> Written exercise
Write out every line of the material exactly as it appears.
== Data to use ==
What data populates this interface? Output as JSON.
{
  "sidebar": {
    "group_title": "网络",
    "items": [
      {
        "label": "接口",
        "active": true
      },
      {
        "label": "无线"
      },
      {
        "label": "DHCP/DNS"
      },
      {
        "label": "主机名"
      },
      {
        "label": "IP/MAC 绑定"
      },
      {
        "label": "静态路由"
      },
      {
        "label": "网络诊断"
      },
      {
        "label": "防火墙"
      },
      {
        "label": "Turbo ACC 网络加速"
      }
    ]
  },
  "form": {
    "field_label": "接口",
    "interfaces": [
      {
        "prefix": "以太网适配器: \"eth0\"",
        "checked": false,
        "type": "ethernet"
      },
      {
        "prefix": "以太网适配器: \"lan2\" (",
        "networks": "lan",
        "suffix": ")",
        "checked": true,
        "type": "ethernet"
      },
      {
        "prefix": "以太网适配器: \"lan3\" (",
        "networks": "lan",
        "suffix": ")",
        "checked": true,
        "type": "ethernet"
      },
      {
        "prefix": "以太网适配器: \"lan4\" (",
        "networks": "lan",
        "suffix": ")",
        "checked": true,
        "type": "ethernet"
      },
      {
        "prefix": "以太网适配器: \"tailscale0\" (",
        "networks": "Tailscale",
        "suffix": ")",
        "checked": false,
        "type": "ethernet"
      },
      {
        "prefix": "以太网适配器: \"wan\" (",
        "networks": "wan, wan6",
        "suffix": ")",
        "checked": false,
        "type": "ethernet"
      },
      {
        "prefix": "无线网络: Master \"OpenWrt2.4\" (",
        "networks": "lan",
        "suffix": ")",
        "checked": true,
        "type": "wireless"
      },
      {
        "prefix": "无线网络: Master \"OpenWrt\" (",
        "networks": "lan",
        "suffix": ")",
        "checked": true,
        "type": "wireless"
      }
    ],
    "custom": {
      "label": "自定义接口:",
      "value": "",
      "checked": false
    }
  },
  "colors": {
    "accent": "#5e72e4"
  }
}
===
> Solution for this task
What data populates this interface? Output as JSON.
{
  "sidebar": {
    "group_title": "网络",
    "items": [
      {
        "label": "接口",
        "active": true
      },
      {
        "label": "无线"
      },
      {
        "label": "DHCP/DNS"
      },
      {
        "label": "主机名"
      },
      {
        "label": "IP/MAC 绑定"
      },
      {
        "label": "静态路由"
      },
      {
        "label": "网络诊断"
      },
      {
        "label": "防火墙"
      },
      {
        "label": "Turbo ACC 网络加速"
      }
    ]
  },
  "form": {
    "field_label": "接口",
    "interfaces": [
      {
        "prefix": "以太网适配器: \"eth0\"",
        "checked": false,
        "type": "ethernet"
      },
      {
        "prefix": "以太网适配器: \"lan2\" (",
        "networks": "lan",
        "suffix": ")",
        "checked": true,
        "type": "ethernet"
      },
      {
        "prefix": "以太网适配器: \"lan3\" (",
        "networks": "lan",
        "suffix": ")",
        "checked": true,
        "type": "ethernet"
      },
      {
        "prefix": "以太网适配器: \"lan4\" (",
        "networks": "lan",
        "suffix": ")",
        "checked": true,
        "type": "ethernet"
      },
      {
        "prefix": "以太网适配器: \"tailscale0\" (",
        "networks": "Tailscale",
        "suffix": ")",
        "checked": false,
        "type": "ethernet"
      },
      {
        "prefix": "以太网适配器: \"wan\" (",
        "networks": "wan, wan6",
        "suffix": ")",
        "checked": false,
        "type": "ethernet"
      },
      {
        "prefix": "无线网络: Master \"OpenWrt2.4\" (",
        "networks": "lan",
        "suffix": ")",
        "checked": true,
        "type": "wireless"
      },
      {
        "prefix": "无线网络: Master \"OpenWrt\" (",
        "networks": "lan",
        "suffix": ")",
        "checked": true,
        "type": "wireless"
      }
    ],
    "custom": {
      "label": "自定义接口:",
      "value": "",
      "checked": false
    }
  },
  "colors": {
    "accent": "#5e72e4"
  }
}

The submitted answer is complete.